*Input data*:
------------------------------------------------

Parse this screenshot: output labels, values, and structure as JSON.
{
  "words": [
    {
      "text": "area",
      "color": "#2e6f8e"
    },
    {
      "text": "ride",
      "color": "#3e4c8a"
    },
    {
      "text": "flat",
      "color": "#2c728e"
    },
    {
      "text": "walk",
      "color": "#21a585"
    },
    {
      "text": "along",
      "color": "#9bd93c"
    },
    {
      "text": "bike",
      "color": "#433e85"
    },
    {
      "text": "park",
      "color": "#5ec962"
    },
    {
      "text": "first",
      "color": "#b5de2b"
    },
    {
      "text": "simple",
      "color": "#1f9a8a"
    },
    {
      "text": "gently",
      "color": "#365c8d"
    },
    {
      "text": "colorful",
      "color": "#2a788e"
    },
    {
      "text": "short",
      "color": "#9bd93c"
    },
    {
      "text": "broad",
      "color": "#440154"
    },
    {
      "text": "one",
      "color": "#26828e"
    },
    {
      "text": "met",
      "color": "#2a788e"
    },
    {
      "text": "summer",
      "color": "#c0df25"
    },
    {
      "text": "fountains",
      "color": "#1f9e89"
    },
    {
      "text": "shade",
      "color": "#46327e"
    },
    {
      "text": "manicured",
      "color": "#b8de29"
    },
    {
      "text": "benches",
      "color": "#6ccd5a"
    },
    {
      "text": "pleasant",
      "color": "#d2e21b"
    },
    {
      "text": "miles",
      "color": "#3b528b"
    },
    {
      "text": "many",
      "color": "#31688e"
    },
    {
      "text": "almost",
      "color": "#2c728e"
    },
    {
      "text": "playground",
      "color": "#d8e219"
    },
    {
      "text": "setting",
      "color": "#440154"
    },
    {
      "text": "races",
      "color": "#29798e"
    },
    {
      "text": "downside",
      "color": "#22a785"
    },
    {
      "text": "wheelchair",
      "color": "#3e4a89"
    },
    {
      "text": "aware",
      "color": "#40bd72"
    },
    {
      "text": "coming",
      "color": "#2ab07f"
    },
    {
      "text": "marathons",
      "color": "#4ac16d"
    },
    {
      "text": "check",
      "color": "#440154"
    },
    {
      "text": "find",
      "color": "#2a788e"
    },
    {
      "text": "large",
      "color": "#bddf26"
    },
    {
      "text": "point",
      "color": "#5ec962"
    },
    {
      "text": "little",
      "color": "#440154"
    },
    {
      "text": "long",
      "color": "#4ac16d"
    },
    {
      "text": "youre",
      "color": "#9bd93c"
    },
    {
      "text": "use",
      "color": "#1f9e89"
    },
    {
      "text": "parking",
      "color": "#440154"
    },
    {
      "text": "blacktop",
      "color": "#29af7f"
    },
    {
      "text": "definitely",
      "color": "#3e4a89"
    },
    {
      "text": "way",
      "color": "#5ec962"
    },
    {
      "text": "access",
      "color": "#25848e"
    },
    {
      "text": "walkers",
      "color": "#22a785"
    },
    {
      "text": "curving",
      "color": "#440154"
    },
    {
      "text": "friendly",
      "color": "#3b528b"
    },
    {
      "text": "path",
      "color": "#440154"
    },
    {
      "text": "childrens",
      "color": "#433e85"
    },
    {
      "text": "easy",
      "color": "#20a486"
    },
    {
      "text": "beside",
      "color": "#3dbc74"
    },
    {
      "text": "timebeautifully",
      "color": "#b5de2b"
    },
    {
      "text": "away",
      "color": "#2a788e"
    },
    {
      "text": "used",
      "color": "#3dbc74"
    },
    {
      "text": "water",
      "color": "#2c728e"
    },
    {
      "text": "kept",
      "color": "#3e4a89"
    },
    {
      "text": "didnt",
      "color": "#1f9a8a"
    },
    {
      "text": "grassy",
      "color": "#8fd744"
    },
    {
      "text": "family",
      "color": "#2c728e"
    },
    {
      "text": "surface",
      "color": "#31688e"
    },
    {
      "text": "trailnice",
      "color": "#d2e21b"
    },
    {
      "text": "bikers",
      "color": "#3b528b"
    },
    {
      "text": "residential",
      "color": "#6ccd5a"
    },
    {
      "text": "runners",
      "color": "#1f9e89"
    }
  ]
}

------------------------------------------------

*Stated problem*: Reproduce the full listing word for word.

*Expected answer*:
Parse this screenshot: output labels, values, and structure as JSON.
{
  "words": [
    {
      "text": "area",
      "color": "#2e6f8e"
    },
    {
      "text": "ride",
      "color": "#3e4c8a"
    },
    {
      "text": "flat",
      "color": "#2c728e"
    },
    {
      "text": "walk",
      "color": "#21a585"
    },
    {
      "text": "along",
      "color": "#9bd93c"
    },
    {
      "text": "bike",
      "color": "#433e85"
    },
    {
      "text": "park",
      "color": "#5ec962"
    },
    {
      "text": "first",
      "color": "#b5de2b"
    },
    {
      "text": "simple",
      "color": "#1f9a8a"
    },
    {
      "text": "gently",
      "color": "#365c8d"
    },
    {
      "text": "colorful",
      "color": "#2a788e"
    },
    {
      "text": "short",
      "color": "#9bd93c"
    },
    {
      "text": "broad",
      "color": "#440154"
    },
    {
      "text": "one",
      "color": "#26828e"
    },
    {
      "text": "met",
      "color": "#2a788e"
    },
    {
      "text": "summer",
      "color": "#c0df25"
    },
    {
      "text": "fountains",
      "color": "#1f9e89"
    },
    {
      "text": "shade",
      "color": "#46327e"
    },
    {
      "text": "manicured",
      "color": "#b8de29"
    },
    {
      "text": "benches",
      "color": "#6ccd5a"
    },
    {
      "text": "pleasant",
      "color": "#d2e21b"
    },
    {
      "text": "miles",
      "color": "#3b528b"
    },
    {
      "text": "many",
      "color": "#31688e"
    },
    {
      "text": "almost",
      "color": "#2c728e"
    },
    {
      "text": "playground",
      "color": "#d8e219"
    },
    {
      "text": "setting",
      "color": "#440154"
    },
    {
      "text": "races",
      "color": "#29798e"
    },
    {
      "text": "downside",
      "color": "#22a785"
    },
    {
      "text": "wheelchair",
      "color": "#3e4a89"
    },
    {
      "text": "aware",
      "color": "#40bd72"
    },
    {
      "text": "coming",
      "color": "#2ab07f"
    },
    {
      "text": "marathons",
      "color": "#4ac16d"
    },
    {
      "text": "check",
      "color": "#440154"
    },
    {
      "text": "find",
      "color": "#2a788e"
    },
    {
      "text": "large",
      "color": "#bddf26"
    },
    {
      "text": "point",
      "color": "#5ec962"
    },
    {
      "text": "little",
      "color": "#440154"
    },
    {
      "text": "long",
      "color": "#4ac16d"
    },
    {
      "text": "youre",
      "color": "#9bd93c"
    },
    {
      "text": "use",
      "color": "#1f9e89"
    },
    {
      "text": "parking",
      "color": "#440154"
    },
    {
      "text": "blacktop",
      "color": "#29af7f"
    },
    {
      "text": "definitely",
      "color": "#3e4a89"
    },
    {
      "text": "way",
      "color": "#5ec962"
    },
    {
      "text": "access",
      "color": "#25848e"
    },
    {
      "text": "walkers",
      "color": "#22a785"
    },
    {
      "text": "curving",
      "color": "#440154"
    },
    {
      "text": "friendly",
      "color": "#3b528b"
    },
    {
      "text": "path",
      "color": "#440154"
    },
    {
      "text": "childrens",
      "color": "#433e85"
    },
    {
      "text": "easy",
      "color": "#20a486"
    },
    {
      "text": "beside",
      "color": "#3dbc74"
    },
    {
      "text": "timebeautifully",
      "color": "#b5de2b"
    },
    {
      "text": "away",
      "color": "#2a788e"
    },
    {
      "text": "used",
      "color": "#3dbc74"
    },
    {
      "text": "water",
      "color": "#2c728e"
    },
    {
      "text": "kept",
      "color": "#3e4a89"
    },
    {
      "text": "didnt",
      "color": "#1f9a8a"
    },
    {
      "text": "grassy",
      "color": "#8fd744"
    },
    {
      "text": "family",
      "color": "#2c728e"
    },
    {
      "text": "surface",
      "color": "#31688e"
    },
    {
      "text": "trailnice",
      "color": "#d2e21b"
    },
    {
      "text": "bikers",
      "color": "#3b528b"
    },
    {
      "text": "residential",
      "color": "#6ccd5a"
    },
    {
      "text": "runners",
      "color": "#1f9e89"
    }
  ]
}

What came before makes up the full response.